→ RECORDS FOR THIS EXERCISE:
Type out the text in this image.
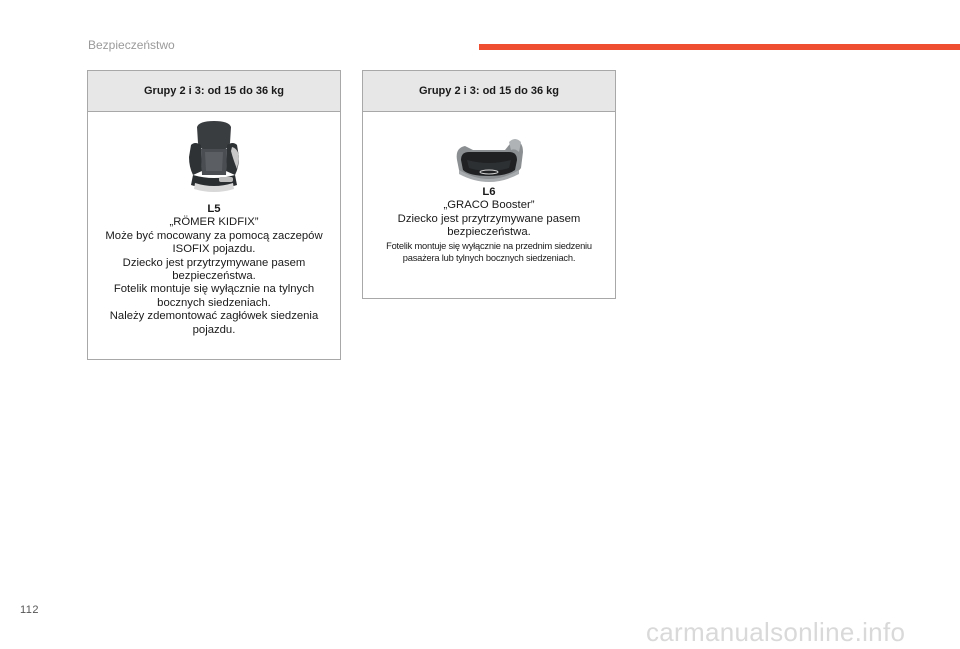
Bezpieczeństwo
Grupy 2 i 3: od 15 do 36 kg
L5
„RÖMER KIDFIX”
Może być mocowany za pomocą zaczepów ISOFIX pojazdu.
Dziecko jest przytrzymywane pasem bezpieczeństwa.
Fotelik montuje się wyłącznie na tylnych bocznych siedzeniach.
Należy zdemontować zagłówek siedzenia pojazdu.
Grupy 2 i 3: od 15 do 36 kg
L6
„GRACO Booster”
Dziecko jest przytrzymywane pasem bezpieczeństwa.
Fotelik montuje się wyłącznie na przednim siedzeniu pasażera lub tylnych bocznych siedzeniach.
112
carmanualsonline.info
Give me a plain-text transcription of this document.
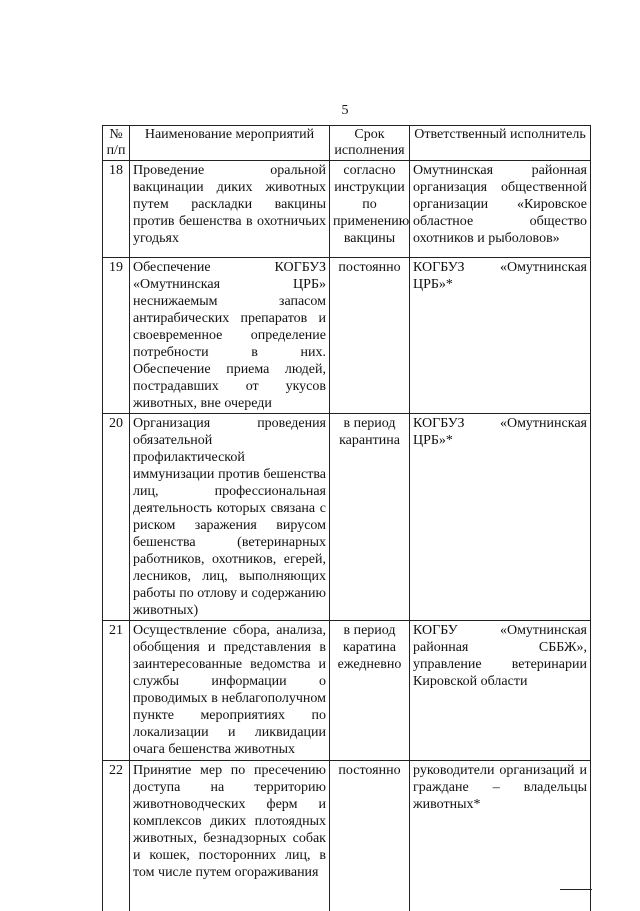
5
№ п/п	Наименование мероприятий	Срок исполнения	Ответственный исполнитель
18	Проведение оральной вакцинации диких животных путем раскладки вакцины против бешенства в охотничьих угодьях	согласно инструкции по применению вакцины	Омутнинская районная организация общественной организации «Кировское областное общество охотников и рыболовов»
19	Обеспечение КОГБУЗ «Омутнинская ЦРБ» неснижаемым запасом антирабических препаратов и своевременное определение потребности в них. Обеспечение приема людей, пострадавших от укусов животных, вне очереди	постоянно	КОГБУЗ «Омутнинская ЦРБ»*
20	Организация проведения обязательной профилактической иммунизации против бешенства лиц, профессиональная деятельность которых связана с риском заражения вирусом бешенства (ветеринарных работников, охотников, егерей, лесников, лиц, выполняющих работы по отлову и содержанию животных)	в период карантина	КОГБУЗ «Омутнинская ЦРБ»*
21	Осуществление сбора, анализа, обобщения и представления в заинтересованные ведомства и службы информации о проводимых в неблагополучном пункте мероприятиях по локализации и ликвидации очага бешенства животных	в период каратина ежедневно	КОГБУ «Омутнинская районная СББЖ», управление ветеринарии Кировской области
22	Принятие мер по пресечению доступа на территорию животноводческих ферм и комплексов диких плотоядных животных, безнадзорных собак и кошек, посторонних лиц, в том числе путем огораживания	постоянно	руководители организаций и граждане – владельцы животных*
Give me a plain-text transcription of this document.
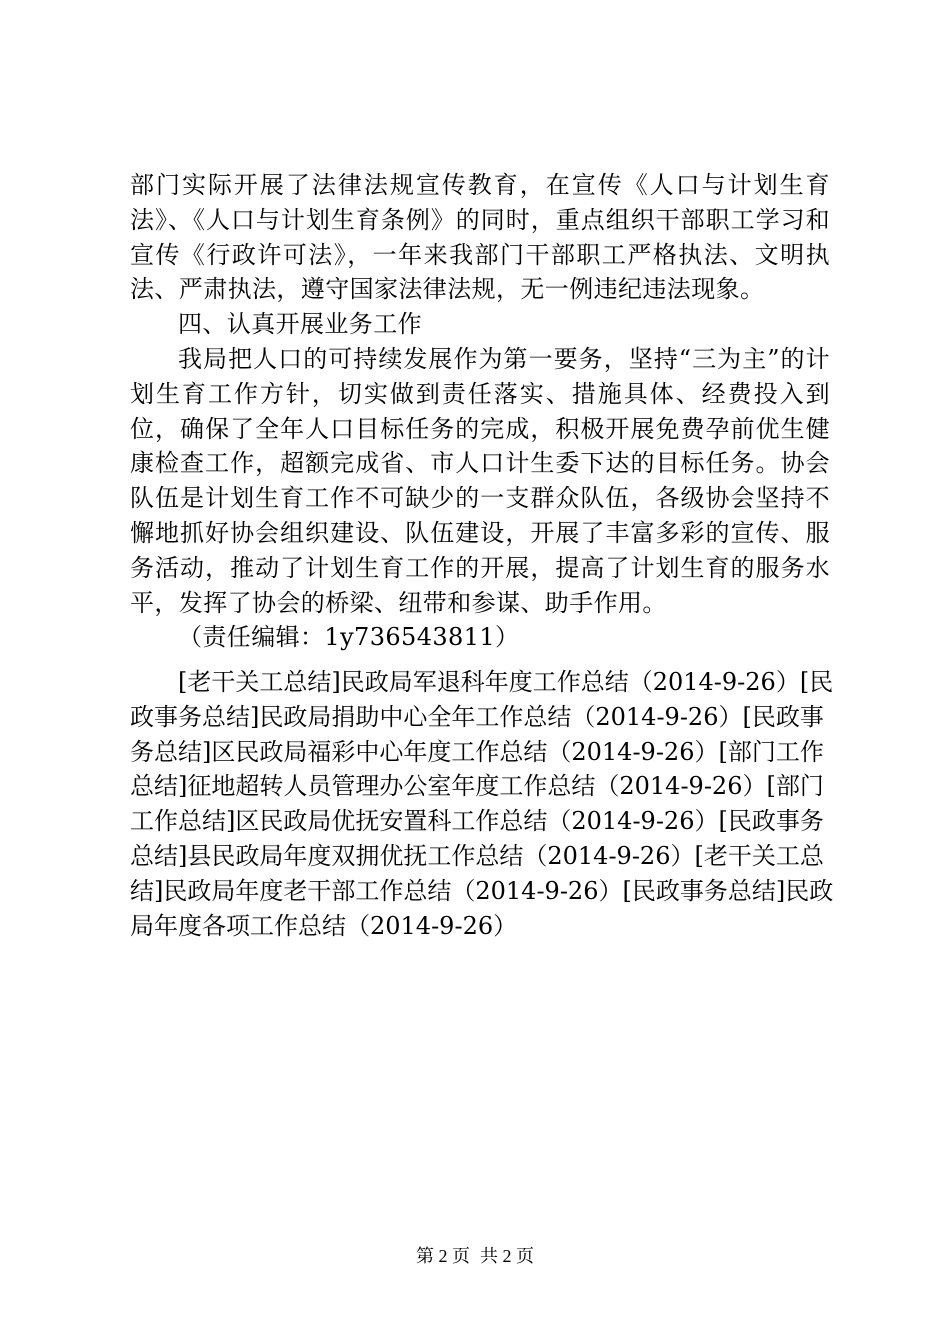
部门实际开展了法律法规宣传教育，在宣传《人口与计划生育法》、《人口与计划生育条例》的同时，重点组织干部职工学习和宣传《行政许可法》，一年来我部门干部职工严格执法、文明执法、严肃执法，遵守国家法律法规，无一例违纪违法现象。

四、认真开展业务工作

我局把人口的可持续发展作为第一要务，坚持“三为主”的计划生育工作方针，切实做到责任落实、措施具体、经费投入到位，确保了全年人口目标任务的完成，积极开展免费孕前优生健康检查工作，超额完成省、市人口计生委下达的目标任务。协会队伍是计划生育工作不可缺少的一支群众队伍，各级协会坚持不懈地抓好协会组织建设、队伍建设，开展了丰富多彩的宣传、服务活动，推动了计划生育工作的开展，提高了计划生育的服务水平，发挥了协会的桥梁、纽带和参谋、助手作用。

（责任编辑：1y736543811）

[老干关工总结]民政局军退科年度工作总结（2014-9-26）[民政事务总结]民政局捐助中心全年工作总结（2014-9-26）[民政事务总结]区民政局福彩中心年度工作总结（2014-9-26）[部门工作总结]征地超转人员管理办公室年度工作总结（2014-9-26）[部门工作总结]区民政局优抚安置科工作总结（2014-9-26）[民政事务总结]县民政局年度双拥优抚工作总结（2014-9-26）[老干关工总结]民政局年度老干部工作总结（2014-9-26）[民政事务总结]民政局年度各项工作总结（2014-9-26）
第 2 页 共 2 页
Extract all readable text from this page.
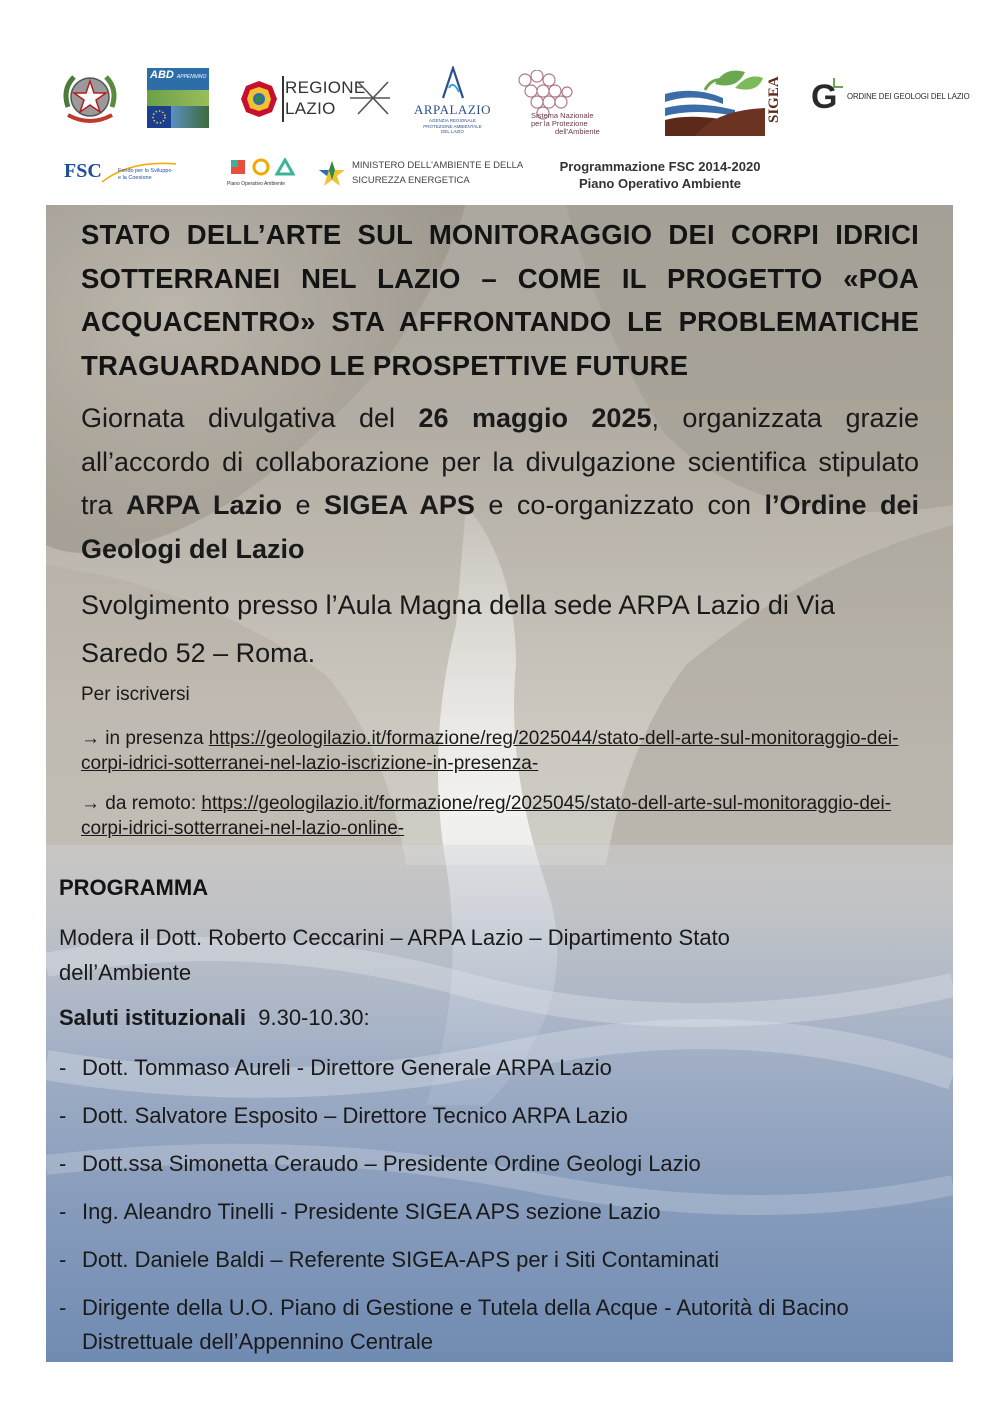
ABD APPENNINO
REGIONE
LAZIO	ARPALAZIO
AGENZIA REGIONALE
PROTEZIONE AMBIENTALE
DEL LAZIO
Sistema Nazionale
per la Protezione
dell'Ambiente
SIGEA G	ORDINE DEI GEOLOGI DEL LAZIO
FSC	Fondo per lo Sviluppo
e la Coesione
Piano Operativo Ambiente
MINISTERO DELL'AMBIENTE E DELLA
SICUREZZA ENERGETICA
Programmazione FSC 2014-2020
Piano Operativo Ambiente
STATO DELL’ARTE SUL MONITORAGGIO DEI CORPI IDRICI SOTTERRANEI NEL LAZIO – COME IL PROGETTO «POA ACQUACENTRO» STA AFFRONTANDO LE PROBLEMATICHE TRAGUARDANDO LE PROSPETTIVE FUTURE
Giornata divulgativa del 26 maggio 2025, organizzata grazie all’accordo di collaborazione per la divulgazione scientifica stipulato tra ARPA Lazio e SIGEA APS e co-organizzato con l’Ordine dei Geologi del Lazio
Svolgimento presso l’Aula Magna della sede ARPA Lazio di Via Saredo 52 – Roma.
Per iscriversi
→ in presenza https://geologilazio.it/formazione/reg/2025044/stato-dell-arte-sul-monitoraggio-dei-corpi-idrici-sotterranei-nel-lazio-iscrizione-in-presenza-
→ da remoto: https://geologilazio.it/formazione/reg/2025045/stato-dell-arte-sul-monitoraggio-dei-corpi-idrici-sotterranei-nel-lazio-online-
PROGRAMMA
Modera il Dott. Roberto Ceccarini – ARPA Lazio – Dipartimento Stato dell’Ambiente
Saluti istituzionali  9.30-10.30:
- Dott. Tommaso Aureli - Direttore Generale ARPA Lazio
- Dott. Salvatore Esposito – Direttore Tecnico ARPA Lazio
- Dott.ssa Simonetta Ceraudo – Presidente Ordine Geologi Lazio
- Ing. Aleandro Tinelli - Presidente SIGEA APS sezione Lazio
- Dott. Daniele Baldi – Referente SIGEA-APS per i Siti Contaminati
- Dirigente della U.O. Piano di Gestione e Tutela della Acque - Autorità di Bacino Distrettuale dell’Appennino Centrale
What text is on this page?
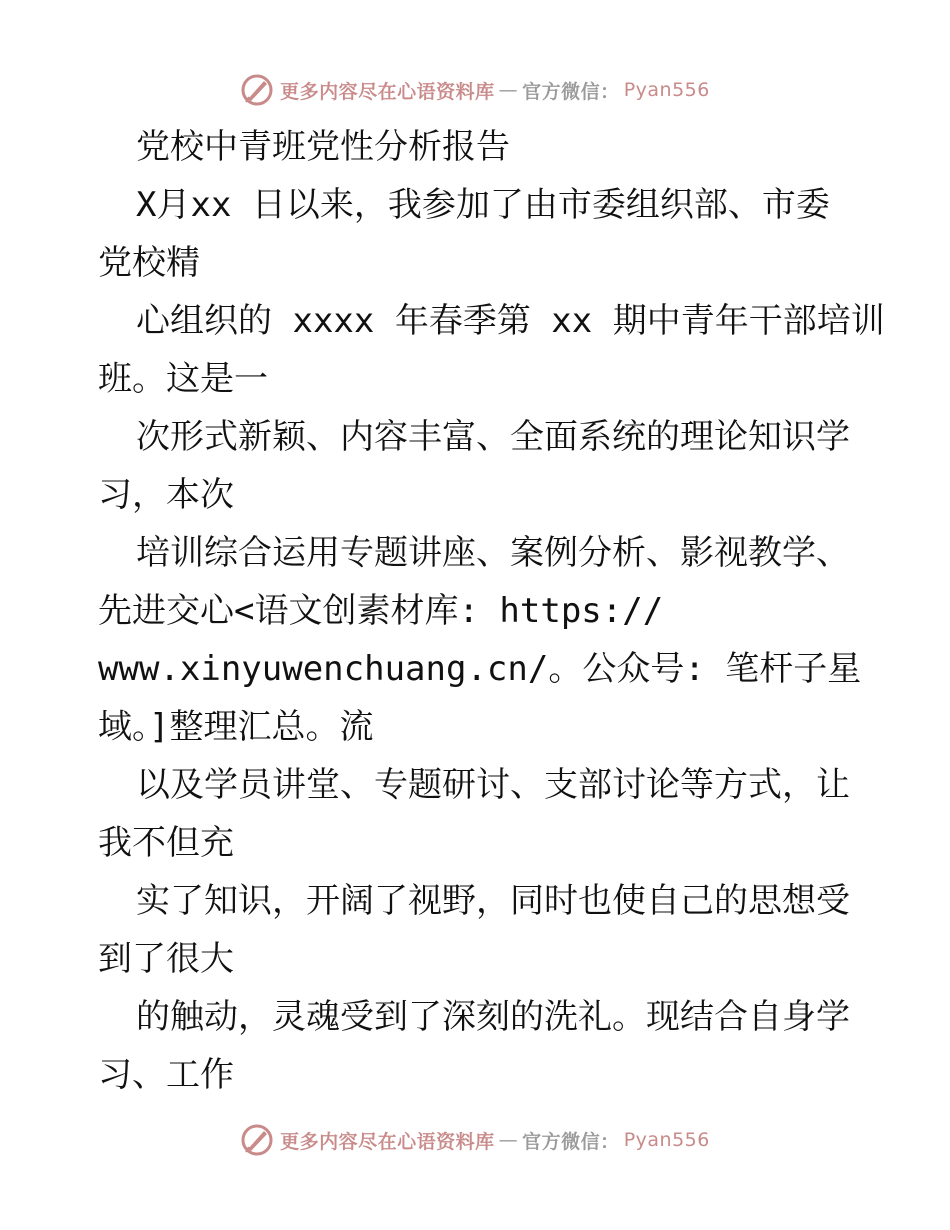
更多内容尽在心语资料库 — 官方微信： Pyan556
党校中青班党性分析报告
X月xx 日以来，我参加了由市委组织部、市委
党校精
心组织的 xxxx 年春季第 xx 期中青年干部培训
班。这是一
次形式新颖、内容丰富、全面系统的理论知识学
习，本次
培训综合运用专题讲座、案例分析、影视教学、
先进交心<语文创素材库: https://
www.xinyuwenchuang.cn/。公众号: 笔杆子星
域。]整理汇总。流
以及学员讲堂、专题研讨、支部讨论等方式，让
我不但充
实了知识，开阔了视野，同时也使自己的思想受
到了很大
的触动，灵魂受到了深刻的洗礼。现结合自身学
习、工作
更多内容尽在心语资料库 — 官方微信： Pyan556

→ THE EXERCISE:
Print the records above exactly as they stand, but leave out the pictures.

→ FINAL RESULT:
Type out the text in this image.
Bezpieczeństwo
Grupy 2 i 3: od 15 do 36 kg
L5
„RÖMER KIDFIX”
Może być mocowany za pomocą zaczepów ISOFIX pojazdu.
Dziecko jest przytrzymywane pasem bezpieczeństwa.
Fotelik montuje się wyłącznie na tylnych bocznych siedzeniach.
Należy zdemontować zagłówek siedzenia pojazdu.
Grupy 2 i 3: od 15 do 36 kg
L6
„GRACO Booster”
Dziecko jest przytrzymywane pasem bezpieczeństwa.
Fotelik montuje się wyłącznie na przednim siedzeniu pasażera lub tylnych bocznych siedzeniach.
112
carmanualsonline.info
Give me a plain-text transcription of this document.
5
№ п/п	Наименование мероприятий	Срок исполнения	Ответственный исполнитель
18	Проведение оральной вакцинации диких животных путем раскладки вакцины против бешенства в охотничьих угодьях	согласно инструкции по применению вакцины	Омутнинская районная организация общественной организации «Кировское областное общество охотников и рыболовов»
19	Обеспечение КОГБУЗ «Омутнинская ЦРБ» неснижаемым запасом антирабических препаратов и своевременное определение потребности в них. Обеспечение приема людей, пострадавших от укусов животных, вне очереди	постоянно	КОГБУЗ «Омутнинская ЦРБ»*
20	Организация проведения обязательной профилактической иммунизации против бешенства лиц, профессиональная деятельность которых связана с риском заражения вирусом бешенства (ветеринарных работников, охотников, егерей, лесников, лиц, выполняющих работы по отлову и содержанию животных)	в период карантина	КОГБУЗ «Омутнинская ЦРБ»*
21	Осуществление сбора, анализа, обобщения и представления в заинтересованные ведомства и службы информации о проводимых в неблагополучном пункте мероприятиях по локализации и ликвидации очага бешенства животных	в период каратина ежедневно	КОГБУ «Омутнинская районная СББЖ», управление ветеринарии Кировской области
22	Принятие мер по пресечению доступа на территорию животноводческих ферм и комплексов диких плотоядных животных, безнадзорных собак и кошек, посторонних лиц, в том числе путем огораживания	постоянно	руководители организаций и граждане – владельцы животных*
Give me a plain-text transcription of this document.
部门实际开展了法律法规宣传教育，在宣传《人口与计划生育法》、《人口与计划生育条例》的同时，重点组织干部职工学习和宣传《行政许可法》，一年来我部门干部职工严格执法、文明执法、严肃执法，遵守国家法律法规，无一例违纪违法现象。

四、认真开展业务工作

我局把人口的可持续发展作为第一要务，坚持“三为主”的计划生育工作方针，切实做到责任落实、措施具体、经费投入到位，确保了全年人口目标任务的完成，积极开展免费孕前优生健康检查工作，超额完成省、市人口计生委下达的目标任务。协会队伍是计划生育工作不可缺少的一支群众队伍，各级协会坚持不懈地抓好协会组织建设、队伍建设，开展了丰富多彩的宣传、服务活动，推动了计划生育工作的开展，提高了计划生育的服务水平，发挥了协会的桥梁、纽带和参谋、助手作用。

（责任编辑：1y736543811）

[老干关工总结]民政局军退科年度工作总结（2014-9-26）[民政事务总结]民政局捐助中心全年工作总结（2014-9-26）[民政事务总结]区民政局福彩中心年度工作总结（2014-9-26）[部门工作总结]征地超转人员管理办公室年度工作总结（2014-9-26）[部门工作总结]区民政局优抚安置科工作总结（2014-9-26）[民政事务总结]县民政局年度双拥优抚工作总结（2014-9-26）[老干关工总结]民政局年度老干部工作总结（2014-9-26）[民政事务总结]民政局年度各项工作总结（2014-9-26）
第 2 页 共 2 页
Extract all readable text from this page.
ABD APPENNINO
REGIONE
LAZIO	ARPALAZIO
AGENZIA REGIONALE
PROTEZIONE AMBIENTALE
DEL LAZIO
Sistema Nazionale
per la Protezione
dell'Ambiente
SIGEA G	ORDINE DEI GEOLOGI DEL LAZIO
FSC	Fondo per lo Sviluppo
e la Coesione
Piano Operativo Ambiente
MINISTERO DELL'AMBIENTE E DELLA
SICUREZZA ENERGETICA
Programmazione FSC 2014-2020
Piano Operativo Ambiente
STATO DELL’ARTE SUL MONITORAGGIO DEI CORPI IDRICI SOTTERRANEI NEL LAZIO – COME IL PROGETTO «POA ACQUACENTRO» STA AFFRONTANDO LE PROBLEMATICHE TRAGUARDANDO LE PROSPETTIVE FUTURE
Giornata divulgativa del 26 maggio 2025, organizzata grazie all’accordo di collaborazione per la divulgazione scientifica stipulato tra ARPA Lazio e SIGEA APS e co-organizzato con l’Ordine dei Geologi del Lazio
Svolgimento presso l’Aula Magna della sede ARPA Lazio di Via Saredo 52 – Roma.
Per iscriversi
→ in presenza https://geologilazio.it/formazione/reg/2025044/stato-dell-arte-sul-monitoraggio-dei-corpi-idrici-sotterranei-nel-lazio-iscrizione-in-presenza-
→ da remoto: https://geologilazio.it/formazione/reg/2025045/stato-dell-arte-sul-monitoraggio-dei-corpi-idrici-sotterranei-nel-lazio-online-
PROGRAMMA
Modera il Dott. Roberto Ceccarini – ARPA Lazio – Dipartimento Stato dell’Ambiente
Saluti istituzionali  9.30-10.30:
- Dott. Tommaso Aureli - Direttore Generale ARPA Lazio
- Dott. Salvatore Esposito – Direttore Tecnico ARPA Lazio
- Dott.ssa Simonetta Ceraudo – Presidente Ordine Geologi Lazio
- Ing. Aleandro Tinelli - Presidente SIGEA APS sezione Lazio
- Dott. Daniele Baldi – Referente SIGEA-APS per i Siti Contaminati
- Dirigente della U.O. Piano di Gestione e Tutela della Acque - Autorità di Bacino Distrettuale dell’Appennino Centrale
What text is on this page?
更多内容尽在心语资料库 — 官方微信： Pyan556
党校中青班党性分析报告
X月xx 日以来，我参加了由市委组织部、市委
党校精
心组织的 xxxx 年春季第 xx 期中青年干部培训
班。这是一
次形式新颖、内容丰富、全面系统的理论知识学
习，本次
培训综合运用专题讲座、案例分析、影视教学、
先进交心<语文创素材库: https://
www.xinyuwenchuang.cn/。公众号: 笔杆子星
域。]整理汇总。流
以及学员讲堂、专题研讨、支部讨论等方式，让
我不但充
实了知识，开阔了视野，同时也使自己的思想受
到了很大
的触动，灵魂受到了深刻的洗礼。现结合自身学
习、工作
更多内容尽在心语资料库 — 官方微信： Pyan556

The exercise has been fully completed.